# Dataset items
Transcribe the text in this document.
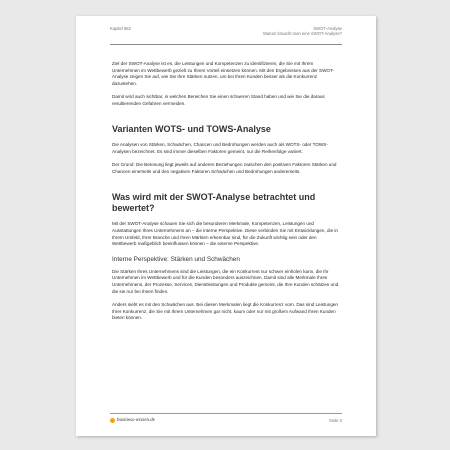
Kapitel 852	SWOT-Analyse
Warum braucht man eine SWOT-Analyse?

Ziel der SWOT-Analyse ist es, die Leistungen und Kompetenzen zu identifizieren, die Sie mit Ihrem Unternehmen im Wettbewerb gezielt zu Ihrem Vorteil einsetzen können. Mit den Ergebnissen aus der SWOT-Analyse zeigen Sie auf, wie Sie Ihre Stärken nutzen, um bei Ihren Kunden besser als die Konkurrenz dazustehen.

Damit wird auch sichtbar, in welchen Bereichen Sie einen schweren Stand haben und wie Sie die daraus resultierenden Gefahren vermeiden.

Varianten WOTS- und TOWS-Analyse

Die Analysen von Stärken, Schwächen, Chancen und Bedrohungen werden auch als WOTS- oder TOWS-Analysen bezeichnet. Es sind immer dieselben Faktoren gemeint, nur die Reihenfolge variiert.

Der Grund: Die Betonung liegt jeweils auf anderen Beziehungen zwischen den positiven Faktoren Stärken und Chancen einerseits und den negativen Faktoren Schwächen und Bedrohungen andererseits.

Was wird mit der SWOT-Analyse betrachtet und bewertet?

Mit der SWOT-Analyse schauen Sie sich die besonderen Merkmale, Kompetenzen, Leistungen und Ausstattungen Ihres Unternehmens an – die interne Perspektive. Diese verbinden Sie mit Entwicklungen, die in Ihrem Umfeld, Ihrer Branche und Ihren Märkten erkennbar sind, für die Zukunft wichtig sein oder den Wettbewerb maßgeblich beeinflussen können – die externe Perspektive.

Interne Perspektive: Stärken und Schwächen

Die Stärken Ihres Unternehmens sind die Leistungen, die ein Konkurrent nur schwer einholen kann, die Ihr Unternehmen im Wettbewerb und für die Kunden besonders auszeichnen. Damit sind alle Merkmale Ihres Unternehmens, der Prozesse, Services, Dienstleistungen und Produkte gemeint, die Ihre Kunden schätzen und die sie nur bei Ihnen finden.

Anders sieht es mit den Schwächen aus. Bei diesen Merkmalen liegt die Konkurrenz vorn. Das sind Leistungen Ihrer Konkurrenz, die Sie mit Ihrem Unternehmen gar nicht, kaum oder nur mit großem Aufwand Ihren Kunden bieten können.

business-wissen.de	Seite 3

# WHAT YOU NEED TO DO
Identify the lines above that contain the word "Kompetenzen", then copy them.

# WRITTEN ANSWER
Ziel der SWOT-Analyse ist es, die Leistungen und Kompetenzen zu identifizieren, die Sie mit Ihrem Unternehmen im Wettbewerb gezielt zu Ihrem Vorteil einsetzen können. Mit den Ergebnissen aus der SWOT-Analyse zeigen Sie auf, wie Sie Ihre Stärken nutzen, um bei Ihren Kunden besser als die Konkurrenz dazustehen.
Mit der SWOT-Analyse schauen Sie sich die besonderen Merkmale, Kompetenzen, Leistungen und Ausstattungen Ihres Unternehmens an – die interne Perspektive. Diese verbinden Sie mit Entwicklungen, die in Ihrem Umfeld, Ihrer Branche und Ihren Märkten erkennbar sind, für die Zukunft wichtig sein oder den Wettbewerb maßgeblich beeinflussen können – die externe Perspektive.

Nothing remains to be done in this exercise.